What you have to do
Transcribe the entries exactly; images are not part of the copy.
===== Extracted entries
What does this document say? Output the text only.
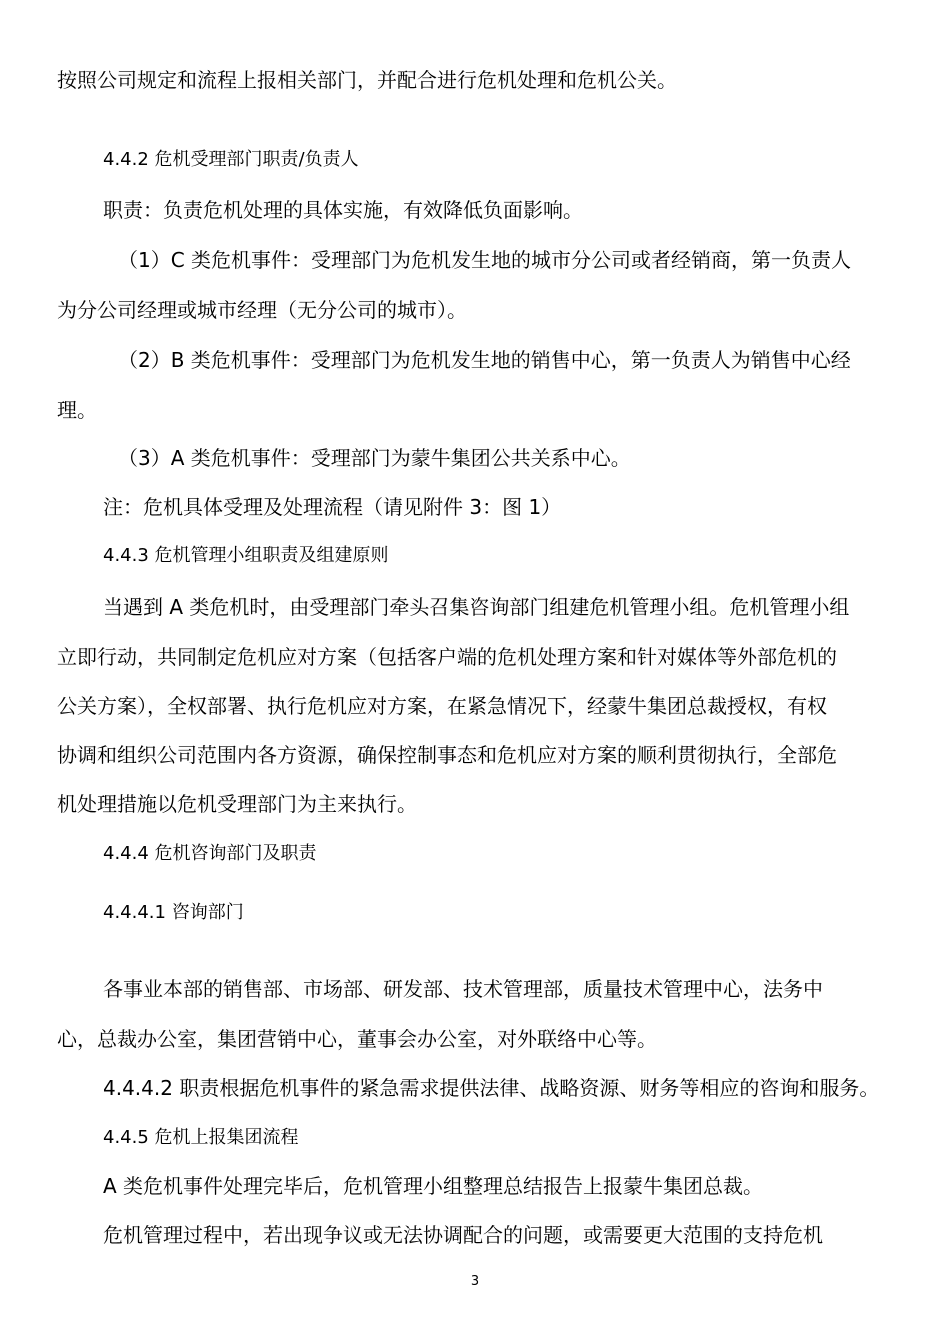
按照公司规定和流程上报相关部门，并配合进行危机处理和危机公关。
4.4.2 危机受理部门职责/负责人
职责：负责危机处理的具体实施，有效降低负面影响。
（1）C 类危机事件：受理部门为危机发生地的城市分公司或者经销商，第一负责人
为分公司经理或城市经理（无分公司的城市）。
（2）B 类危机事件：受理部门为危机发生地的销售中心，第一负责人为销售中心经
理。
（3）A 类危机事件：受理部门为蒙牛集团公共关系中心。
注：危机具体受理及处理流程（请见附件 3：图 1）
4.4.3 危机管理小组职责及组建原则
当遇到 A 类危机时，由受理部门牵头召集咨询部门组建危机管理小组。危机管理小组
立即行动，共同制定危机应对方案（包括客户端的危机处理方案和针对媒体等外部危机的
公关方案），全权部署、执行危机应对方案，在紧急情况下，经蒙牛集团总裁授权，有权
协调和组织公司范围内各方资源，确保控制事态和危机应对方案的顺利贯彻执行，全部危
机处理措施以危机受理部门为主来执行。
4.4.4 危机咨询部门及职责
4.4.4.1 咨询部门
各事业本部的销售部、市场部、研发部、技术管理部，质量技术管理中心，法务中
心，总裁办公室，集团营销中心，董事会办公室，对外联络中心等。
4.4.4.2 职责根据危机事件的紧急需求提供法律、战略资源、财务等相应的咨询和服务。
4.4.5 危机上报集团流程
A 类危机事件处理完毕后，危机管理小组整理总结报告上报蒙牛集团总裁。
危机管理过程中，若出现争议或无法协调配合的问题，或需要更大范围的支持危机
3
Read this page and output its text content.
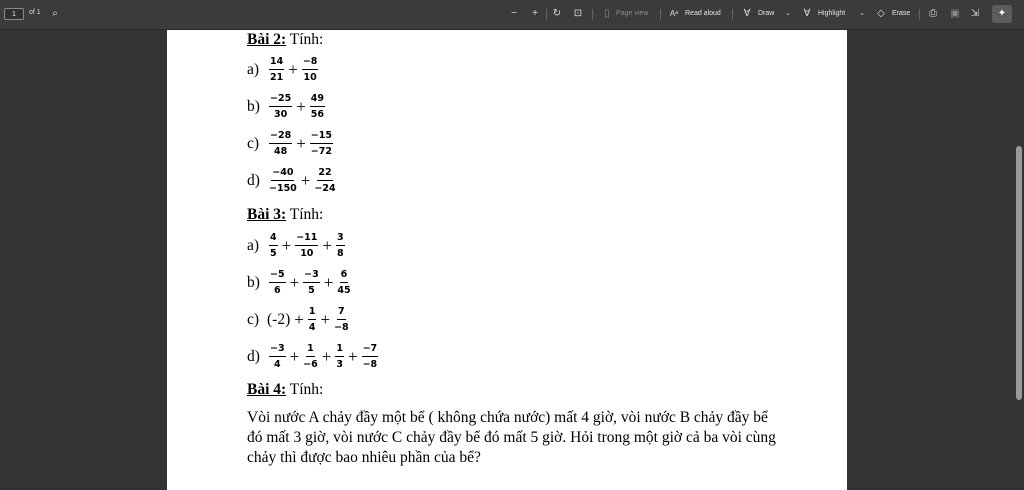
1	of 1	⌕	−	+	↻ ⊡	▯ Page view	Aᵃ Read aloud ∀	Draw	⌄	∀	Highlight	⌄	◇	Erase ⎙ ▣ ⇲	✦
Bài 2: Tính:
a)	$\frac{14}{21} + \frac{-8}{10}$
$b) \frac{-25}{30} + \frac{49}{56}$
c)	$\frac{-28}{48} + \frac{-15}{-72}$
$d) \frac{-40}{-150} + \frac{22}{-24}$
Bài 3: Tính:
a)	$\frac{4}{5} + \frac{-11}{10} + \frac{3}{8}$
$b) \frac{-5}{6} + \frac{-3}{5} + \frac{6}{45}$
c) $(-2) + \frac{1}{4} + \frac{7}{-8}$
$d) \frac{-3}{4} + \frac{1}{-6} + \frac{1}{3} + \frac{-7}{-8}$
Bài 4: Tính:
Vòi nước A chảy đầy một bể ( không chứa nước) mất 4 giờ, vòi nước B chảy đầy bể đó mất 3 giờ, vòi nước C chảy đầy bể đó mất 5 giờ. Hỏi trong một giờ cả ba vòi cùng chảy thì được bao nhiêu phần của bể?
==========
Solution for this exercise
What does this document say? Output the text only.
按照公司规定和流程上报相关部门，并配合进行危机处理和危机公关。
4.4.2 危机受理部门职责/负责人
职责：负责危机处理的具体实施，有效降低负面影响。
（1）C 类危机事件：受理部门为危机发生地的城市分公司或者经销商，第一负责人
为分公司经理或城市经理（无分公司的城市）。
（2）B 类危机事件：受理部门为危机发生地的销售中心，第一负责人为销售中心经
理。
（3）A 类危机事件：受理部门为蒙牛集团公共关系中心。
注：危机具体受理及处理流程（请见附件 3：图 1）
4.4.3 危机管理小组职责及组建原则
当遇到 A 类危机时，由受理部门牵头召集咨询部门组建危机管理小组。危机管理小组
立即行动，共同制定危机应对方案（包括客户端的危机处理方案和针对媒体等外部危机的
公关方案），全权部署、执行危机应对方案，在紧急情况下，经蒙牛集团总裁授权，有权
协调和组织公司范围内各方资源，确保控制事态和危机应对方案的顺利贯彻执行，全部危
机处理措施以危机受理部门为主来执行。
4.4.4 危机咨询部门及职责
4.4.4.1 咨询部门
各事业本部的销售部、市场部、研发部、技术管理部，质量技术管理中心，法务中
心，总裁办公室，集团营销中心，董事会办公室，对外联络中心等。
4.4.4.2 职责根据危机事件的紧急需求提供法律、战略资源、财务等相应的咨询和服务。
4.4.5 危机上报集团流程
A 类危机事件处理完毕后，危机管理小组整理总结报告上报蒙牛集团总裁。
危机管理过程中，若出现争议或无法协调配合的问题，或需要更大范围的支持危机
3
Read this page and output its text content.
1	of 1	⌕	−	+	↻ ⊡	▯ Page view	Aᵃ Read aloud ∀	Draw	⌄	∀	Highlight	⌄	◇	Erase ⎙ ▣ ⇲	✦
Bài 2: Tính:
a)	$\frac{14}{21} + \frac{-8}{10}$
$b) \frac{-25}{30} + \frac{49}{56}$
c)	$\frac{-28}{48} + \frac{-15}{-72}$
$d) \frac{-40}{-150} + \frac{22}{-24}$
Bài 3: Tính:
a)	$\frac{4}{5} + \frac{-11}{10} + \frac{3}{8}$
$b) \frac{-5}{6} + \frac{-3}{5} + \frac{6}{45}$
c) $(-2) + \frac{1}{4} + \frac{7}{-8}$
$d) \frac{-3}{4} + \frac{1}{-6} + \frac{1}{3} + \frac{-7}{-8}$
Bài 4: Tính:
Vòi nước A chảy đầy một bể ( không chứa nước) mất 4 giờ, vòi nước B chảy đầy bể đó mất 3 giờ, vòi nước C chảy đầy bể đó mất 5 giờ. Hỏi trong một giờ cả ba vòi cùng chảy thì được bao nhiêu phần của bể?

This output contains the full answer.